Written instruction | Omit the images, then output each of the records below exactly.

>> Start Exercise material

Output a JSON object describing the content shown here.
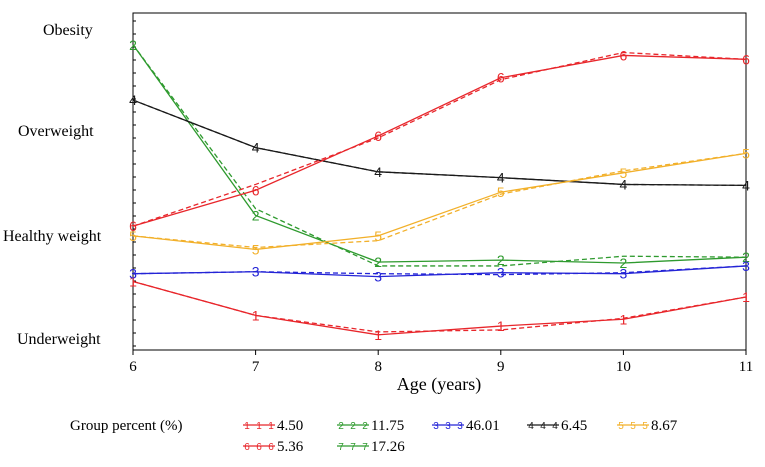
{
  "chart_data": {
    "type": "line",
    "xlabel": "Age (years)",
    "x": [
      6,
      7,
      8,
      9,
      10,
      11
    ],
    "xlim": [
      6,
      11
    ],
    "ylim": [
      0.5,
      4.75
    ],
    "ytick_values": [
      1,
      2,
      3,
      4
    ],
    "ytick_labels": [
      "Underweight",
      "Healthy weight",
      "Overweight",
      "Obesity"
    ],
    "legend_title": "Group percent (%)",
    "series": [
      {
        "name": "1",
        "percent": "4.50",
        "color": "#e8262b",
        "values": [
          1.48,
          1.13,
          0.93,
          1.02,
          1.09,
          1.32
        ],
        "fitted": [
          1.48,
          1.13,
          0.96,
          0.98,
          1.1,
          1.32
        ]
      },
      {
        "name": "2",
        "percent": "11.75",
        "color": "#2e9a2e",
        "values": [
          3.92,
          2.16,
          1.68,
          1.7,
          1.67,
          1.73
        ],
        "fitted": [
          3.92,
          2.23,
          1.64,
          1.64,
          1.74,
          1.73
        ]
      },
      {
        "name": "3",
        "percent": "46.01",
        "color": "#2424d6",
        "values": [
          1.56,
          1.58,
          1.53,
          1.57,
          1.56,
          1.64
        ],
        "fitted": [
          1.56,
          1.58,
          1.56,
          1.55,
          1.57,
          1.64
        ]
      },
      {
        "name": "4",
        "percent": "6.45",
        "color": "#1a1a1a",
        "values": [
          3.35,
          2.86,
          2.61,
          2.55,
          2.48,
          2.47
        ],
        "fitted": [
          3.35,
          2.86,
          2.61,
          2.55,
          2.48,
          2.47
        ]
      },
      {
        "name": "5",
        "percent": "8.67",
        "color": "#f2b02a",
        "values": [
          1.95,
          1.81,
          1.95,
          2.4,
          2.6,
          2.8
        ],
        "fitted": [
          1.95,
          1.83,
          1.9,
          2.38,
          2.62,
          2.8
        ]
      },
      {
        "name": "6",
        "percent": "5.36",
        "color": "#e8262b",
        "values": [
          2.05,
          2.42,
          2.98,
          3.58,
          3.81,
          3.77
        ],
        "fitted": [
          2.05,
          2.48,
          2.96,
          3.56,
          3.84,
          3.77
        ]
      },
      {
        "name": "7",
        "percent": "17.26",
        "color": "#2e9a2e",
        "values": [
          4.6,
          4.55,
          4.58,
          4.61,
          4.61,
          4.58
        ],
        "fitted": [
          4.6,
          4.57,
          4.58,
          4.61,
          4.63,
          4.58
        ]
      }
    ]
  }
}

>> End Exercise material

Output of the task |
Output a JSON object describing the content shown here.
{
  "chart_data": {
    "type": "line",
    "xlabel": "Age (years)",
    "x": [
      6,
      7,
      8,
      9,
      10,
      11
    ],
    "xlim": [
      6,
      11
    ],
    "ylim": [
      0.5,
      4.75
    ],
    "ytick_values": [
      1,
      2,
      3,
      4
    ],
    "ytick_labels": [
      "Underweight",
      "Healthy weight",
      "Overweight",
      "Obesity"
    ],
    "legend_title": "Group percent (%)",
    "series": [
      {
        "name": "1",
        "percent": "4.50",
        "color": "#e8262b",
        "values": [
          1.48,
          1.13,
          0.93,
          1.02,
          1.09,
          1.32
        ],
        "fitted": [
          1.48,
          1.13,
          0.96,
          0.98,
          1.1,
          1.32
        ]
      },
      {
        "name": "2",
        "percent": "11.75",
        "color": "#2e9a2e",
        "values": [
          3.92,
          2.16,
          1.68,
          1.7,
          1.67,
          1.73
        ],
        "fitted": [
          3.92,
          2.23,
          1.64,
          1.64,
          1.74,
          1.73
        ]
      },
      {
        "name": "3",
        "percent": "46.01",
        "color": "#2424d6",
        "values": [
          1.56,
          1.58,
          1.53,
          1.57,
          1.56,
          1.64
        ],
        "fitted": [
          1.56,
          1.58,
          1.56,
          1.55,
          1.57,
          1.64
        ]
      },
      {
        "name": "4",
        "percent": "6.45",
        "color": "#1a1a1a",
        "values": [
          3.35,
          2.86,
          2.61,
          2.55,
          2.48,
          2.47
        ],
        "fitted": [
          3.35,
          2.86,
          2.61,
          2.55,
          2.48,
          2.47
        ]
      },
      {
        "name": "5",
        "percent": "8.67",
        "color": "#f2b02a",
        "values": [
          1.95,
          1.81,
          1.95,
          2.4,
          2.6,
          2.8
        ],
        "fitted": [
          1.95,
          1.83,
          1.9,
          2.38,
          2.62,
          2.8
        ]
      },
      {
        "name": "6",
        "percent": "5.36",
        "color": "#e8262b",
        "values": [
          2.05,
          2.42,
          2.98,
          3.58,
          3.81,
          3.77
        ],
        "fitted": [
          2.05,
          2.48,
          2.96,
          3.56,
          3.84,
          3.77
        ]
      },
      {
        "name": "7",
        "percent": "17.26",
        "color": "#2e9a2e",
        "values": [
          4.6,
          4.55,
          4.58,
          4.61,
          4.61,
          4.58
        ],
        "fitted": [
          4.6,
          4.57,
          4.58,
          4.61,
          4.63,
          4.58
        ]
      }
    ]
  }
}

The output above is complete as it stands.